Dataset rows about figures ->

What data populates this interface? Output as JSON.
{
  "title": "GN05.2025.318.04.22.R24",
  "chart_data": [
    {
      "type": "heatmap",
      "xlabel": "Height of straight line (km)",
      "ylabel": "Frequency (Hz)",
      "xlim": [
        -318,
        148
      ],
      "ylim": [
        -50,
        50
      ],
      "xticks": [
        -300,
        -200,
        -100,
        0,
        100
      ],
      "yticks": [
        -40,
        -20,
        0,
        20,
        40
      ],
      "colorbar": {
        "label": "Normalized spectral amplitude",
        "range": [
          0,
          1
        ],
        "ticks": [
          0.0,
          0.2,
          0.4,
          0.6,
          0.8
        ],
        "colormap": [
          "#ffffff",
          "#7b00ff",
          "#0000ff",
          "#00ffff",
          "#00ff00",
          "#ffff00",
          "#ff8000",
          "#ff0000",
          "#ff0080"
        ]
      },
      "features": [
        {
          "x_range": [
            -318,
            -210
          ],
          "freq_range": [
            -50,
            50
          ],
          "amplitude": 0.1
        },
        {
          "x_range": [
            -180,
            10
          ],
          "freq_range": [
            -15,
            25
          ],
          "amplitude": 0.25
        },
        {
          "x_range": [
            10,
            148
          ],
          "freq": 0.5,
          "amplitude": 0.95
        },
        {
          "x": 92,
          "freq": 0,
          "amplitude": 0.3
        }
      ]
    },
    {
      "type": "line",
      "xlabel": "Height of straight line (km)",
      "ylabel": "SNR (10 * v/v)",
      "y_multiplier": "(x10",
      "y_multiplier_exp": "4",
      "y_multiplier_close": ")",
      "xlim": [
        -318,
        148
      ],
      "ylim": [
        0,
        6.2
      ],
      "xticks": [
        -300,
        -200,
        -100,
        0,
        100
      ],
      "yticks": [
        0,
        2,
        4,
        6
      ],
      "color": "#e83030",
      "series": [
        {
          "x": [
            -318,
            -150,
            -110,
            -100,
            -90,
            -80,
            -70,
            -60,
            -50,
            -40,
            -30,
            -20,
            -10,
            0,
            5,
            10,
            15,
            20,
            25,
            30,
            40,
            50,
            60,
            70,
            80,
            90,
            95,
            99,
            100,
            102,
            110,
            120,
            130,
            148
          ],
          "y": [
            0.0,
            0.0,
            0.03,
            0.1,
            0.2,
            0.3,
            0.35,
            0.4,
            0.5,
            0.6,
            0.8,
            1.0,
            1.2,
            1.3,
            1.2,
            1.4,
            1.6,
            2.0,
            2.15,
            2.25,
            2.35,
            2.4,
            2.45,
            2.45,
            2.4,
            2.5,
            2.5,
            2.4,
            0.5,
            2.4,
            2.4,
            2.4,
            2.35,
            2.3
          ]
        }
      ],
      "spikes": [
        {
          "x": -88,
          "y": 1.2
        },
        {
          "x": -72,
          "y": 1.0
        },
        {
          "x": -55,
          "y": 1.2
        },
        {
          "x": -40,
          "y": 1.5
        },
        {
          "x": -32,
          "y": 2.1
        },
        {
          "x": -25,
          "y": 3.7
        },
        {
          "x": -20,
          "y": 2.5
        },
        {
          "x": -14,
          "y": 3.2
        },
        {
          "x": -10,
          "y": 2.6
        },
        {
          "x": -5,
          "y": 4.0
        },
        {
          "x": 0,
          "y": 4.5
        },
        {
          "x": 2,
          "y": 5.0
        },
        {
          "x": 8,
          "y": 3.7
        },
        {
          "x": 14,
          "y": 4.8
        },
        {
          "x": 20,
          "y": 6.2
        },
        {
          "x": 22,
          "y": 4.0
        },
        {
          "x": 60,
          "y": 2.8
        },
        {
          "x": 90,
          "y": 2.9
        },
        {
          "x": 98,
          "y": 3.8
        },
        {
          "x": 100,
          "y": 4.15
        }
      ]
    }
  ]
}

* * *

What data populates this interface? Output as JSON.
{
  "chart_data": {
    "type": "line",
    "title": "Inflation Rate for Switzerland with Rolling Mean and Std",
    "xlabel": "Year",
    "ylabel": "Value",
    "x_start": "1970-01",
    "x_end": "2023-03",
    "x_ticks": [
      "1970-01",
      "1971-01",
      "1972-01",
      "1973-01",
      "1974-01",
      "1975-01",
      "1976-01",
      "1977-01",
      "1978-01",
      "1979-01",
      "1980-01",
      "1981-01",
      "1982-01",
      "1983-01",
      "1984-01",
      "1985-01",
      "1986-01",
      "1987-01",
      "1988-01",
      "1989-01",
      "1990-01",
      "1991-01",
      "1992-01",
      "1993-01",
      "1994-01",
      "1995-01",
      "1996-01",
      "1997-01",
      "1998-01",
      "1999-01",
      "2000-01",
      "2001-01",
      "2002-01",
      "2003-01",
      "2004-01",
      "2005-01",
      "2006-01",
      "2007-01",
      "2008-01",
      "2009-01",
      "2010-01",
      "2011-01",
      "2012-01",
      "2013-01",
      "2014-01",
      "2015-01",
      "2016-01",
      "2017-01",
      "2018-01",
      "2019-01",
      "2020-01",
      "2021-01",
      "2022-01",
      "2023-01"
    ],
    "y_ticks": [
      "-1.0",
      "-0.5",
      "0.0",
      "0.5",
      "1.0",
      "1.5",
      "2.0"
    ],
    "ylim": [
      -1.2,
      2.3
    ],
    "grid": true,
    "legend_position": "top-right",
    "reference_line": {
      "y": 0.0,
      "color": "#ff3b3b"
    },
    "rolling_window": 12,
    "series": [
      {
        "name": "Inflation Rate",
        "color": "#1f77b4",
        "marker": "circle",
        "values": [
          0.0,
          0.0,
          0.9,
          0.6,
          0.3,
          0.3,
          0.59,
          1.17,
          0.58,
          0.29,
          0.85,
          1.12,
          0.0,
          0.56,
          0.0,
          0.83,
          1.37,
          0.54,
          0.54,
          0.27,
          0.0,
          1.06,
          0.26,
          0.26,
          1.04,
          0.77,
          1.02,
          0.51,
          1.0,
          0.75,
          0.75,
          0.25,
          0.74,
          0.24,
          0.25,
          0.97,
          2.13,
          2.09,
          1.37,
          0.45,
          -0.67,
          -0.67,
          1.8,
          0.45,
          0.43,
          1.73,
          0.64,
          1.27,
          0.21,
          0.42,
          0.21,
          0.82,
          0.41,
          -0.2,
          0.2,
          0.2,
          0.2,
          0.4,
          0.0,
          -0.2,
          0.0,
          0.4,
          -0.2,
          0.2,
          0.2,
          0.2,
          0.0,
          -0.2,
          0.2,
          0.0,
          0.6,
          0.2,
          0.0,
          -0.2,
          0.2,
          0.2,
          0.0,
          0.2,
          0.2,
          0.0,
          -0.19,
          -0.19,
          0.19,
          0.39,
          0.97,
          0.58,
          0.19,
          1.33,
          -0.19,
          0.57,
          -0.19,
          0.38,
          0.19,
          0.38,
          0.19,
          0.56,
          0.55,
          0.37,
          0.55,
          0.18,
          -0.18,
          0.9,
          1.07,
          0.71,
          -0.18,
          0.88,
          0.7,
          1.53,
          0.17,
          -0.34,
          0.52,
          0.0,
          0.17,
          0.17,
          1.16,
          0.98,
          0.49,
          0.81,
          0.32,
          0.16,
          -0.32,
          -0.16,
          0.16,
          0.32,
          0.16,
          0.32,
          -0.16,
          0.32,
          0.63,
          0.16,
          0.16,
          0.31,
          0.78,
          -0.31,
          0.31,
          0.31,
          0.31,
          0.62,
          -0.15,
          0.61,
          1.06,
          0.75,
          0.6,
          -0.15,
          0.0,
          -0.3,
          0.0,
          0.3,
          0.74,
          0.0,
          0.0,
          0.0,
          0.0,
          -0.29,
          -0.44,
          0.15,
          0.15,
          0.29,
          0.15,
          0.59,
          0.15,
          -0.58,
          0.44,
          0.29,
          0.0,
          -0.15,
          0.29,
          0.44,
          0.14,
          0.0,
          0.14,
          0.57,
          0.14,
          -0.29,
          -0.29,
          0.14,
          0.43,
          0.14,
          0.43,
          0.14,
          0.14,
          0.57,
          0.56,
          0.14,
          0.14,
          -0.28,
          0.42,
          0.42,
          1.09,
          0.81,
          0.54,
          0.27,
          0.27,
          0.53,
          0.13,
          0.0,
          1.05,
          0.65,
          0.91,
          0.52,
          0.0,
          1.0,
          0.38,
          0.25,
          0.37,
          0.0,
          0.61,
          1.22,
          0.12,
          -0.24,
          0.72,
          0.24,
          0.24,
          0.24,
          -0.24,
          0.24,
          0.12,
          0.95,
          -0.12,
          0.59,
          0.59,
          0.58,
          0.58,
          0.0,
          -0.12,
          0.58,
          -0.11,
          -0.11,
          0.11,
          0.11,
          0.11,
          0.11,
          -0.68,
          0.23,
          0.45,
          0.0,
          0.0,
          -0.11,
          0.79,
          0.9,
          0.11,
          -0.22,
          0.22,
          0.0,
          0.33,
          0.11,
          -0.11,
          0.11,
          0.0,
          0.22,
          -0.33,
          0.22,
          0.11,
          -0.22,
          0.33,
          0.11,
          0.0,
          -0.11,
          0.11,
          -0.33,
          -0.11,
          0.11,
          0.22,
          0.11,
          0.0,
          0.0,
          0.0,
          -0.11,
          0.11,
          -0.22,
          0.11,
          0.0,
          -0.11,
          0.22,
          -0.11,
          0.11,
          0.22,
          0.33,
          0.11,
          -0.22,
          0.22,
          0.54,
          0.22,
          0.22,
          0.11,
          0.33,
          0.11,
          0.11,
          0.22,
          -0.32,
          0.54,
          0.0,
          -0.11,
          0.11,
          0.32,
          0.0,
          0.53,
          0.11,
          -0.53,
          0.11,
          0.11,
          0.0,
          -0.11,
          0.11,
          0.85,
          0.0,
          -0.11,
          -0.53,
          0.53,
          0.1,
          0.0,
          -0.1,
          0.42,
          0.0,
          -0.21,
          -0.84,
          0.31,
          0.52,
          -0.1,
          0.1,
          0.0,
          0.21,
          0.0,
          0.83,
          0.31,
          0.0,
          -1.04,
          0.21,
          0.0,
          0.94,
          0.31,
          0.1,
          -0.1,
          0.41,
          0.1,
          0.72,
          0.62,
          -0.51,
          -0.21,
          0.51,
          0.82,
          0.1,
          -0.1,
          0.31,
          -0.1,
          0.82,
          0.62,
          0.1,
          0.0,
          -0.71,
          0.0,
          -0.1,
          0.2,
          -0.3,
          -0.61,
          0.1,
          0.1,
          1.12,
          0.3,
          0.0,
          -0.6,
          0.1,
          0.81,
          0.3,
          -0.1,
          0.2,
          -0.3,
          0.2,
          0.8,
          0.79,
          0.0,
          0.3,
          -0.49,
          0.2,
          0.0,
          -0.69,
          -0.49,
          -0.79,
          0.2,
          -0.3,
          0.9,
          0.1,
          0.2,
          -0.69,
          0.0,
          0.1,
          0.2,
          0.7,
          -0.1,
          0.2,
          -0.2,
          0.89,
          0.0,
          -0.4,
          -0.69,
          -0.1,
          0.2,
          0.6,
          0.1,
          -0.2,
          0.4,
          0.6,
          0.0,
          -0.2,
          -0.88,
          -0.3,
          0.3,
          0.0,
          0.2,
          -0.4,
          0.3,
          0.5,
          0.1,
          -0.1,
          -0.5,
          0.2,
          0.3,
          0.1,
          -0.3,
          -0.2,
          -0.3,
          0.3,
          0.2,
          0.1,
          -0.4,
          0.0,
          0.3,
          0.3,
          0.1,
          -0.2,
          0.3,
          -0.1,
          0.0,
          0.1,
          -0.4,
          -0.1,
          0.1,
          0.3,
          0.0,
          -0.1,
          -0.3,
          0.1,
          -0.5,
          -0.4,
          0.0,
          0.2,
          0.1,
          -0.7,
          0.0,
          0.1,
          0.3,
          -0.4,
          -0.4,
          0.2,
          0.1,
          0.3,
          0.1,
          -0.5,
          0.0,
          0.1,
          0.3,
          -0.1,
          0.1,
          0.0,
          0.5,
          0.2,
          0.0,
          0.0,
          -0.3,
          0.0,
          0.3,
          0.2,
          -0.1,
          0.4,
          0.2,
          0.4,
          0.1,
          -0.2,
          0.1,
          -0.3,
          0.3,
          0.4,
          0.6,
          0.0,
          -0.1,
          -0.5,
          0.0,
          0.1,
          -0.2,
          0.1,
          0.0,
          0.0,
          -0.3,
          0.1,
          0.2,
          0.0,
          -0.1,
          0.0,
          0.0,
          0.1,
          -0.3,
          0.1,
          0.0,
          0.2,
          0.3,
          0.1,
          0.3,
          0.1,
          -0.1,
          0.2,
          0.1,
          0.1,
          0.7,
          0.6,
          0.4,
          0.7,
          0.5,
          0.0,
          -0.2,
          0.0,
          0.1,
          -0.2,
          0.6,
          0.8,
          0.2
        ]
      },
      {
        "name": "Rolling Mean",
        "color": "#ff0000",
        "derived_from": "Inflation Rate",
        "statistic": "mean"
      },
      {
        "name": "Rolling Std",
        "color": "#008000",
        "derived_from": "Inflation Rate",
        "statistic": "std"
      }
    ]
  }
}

Exercise description -> Locate all lines holding the word "Rate", then copy them out.

Task output ->
    "title": "Inflation Rate for Switzerland with Rolling Mean and Std",
        "name": "Inflation Rate",
        "derived_from": "Inflation Rate",
        "derived_from": "Inflation Rate",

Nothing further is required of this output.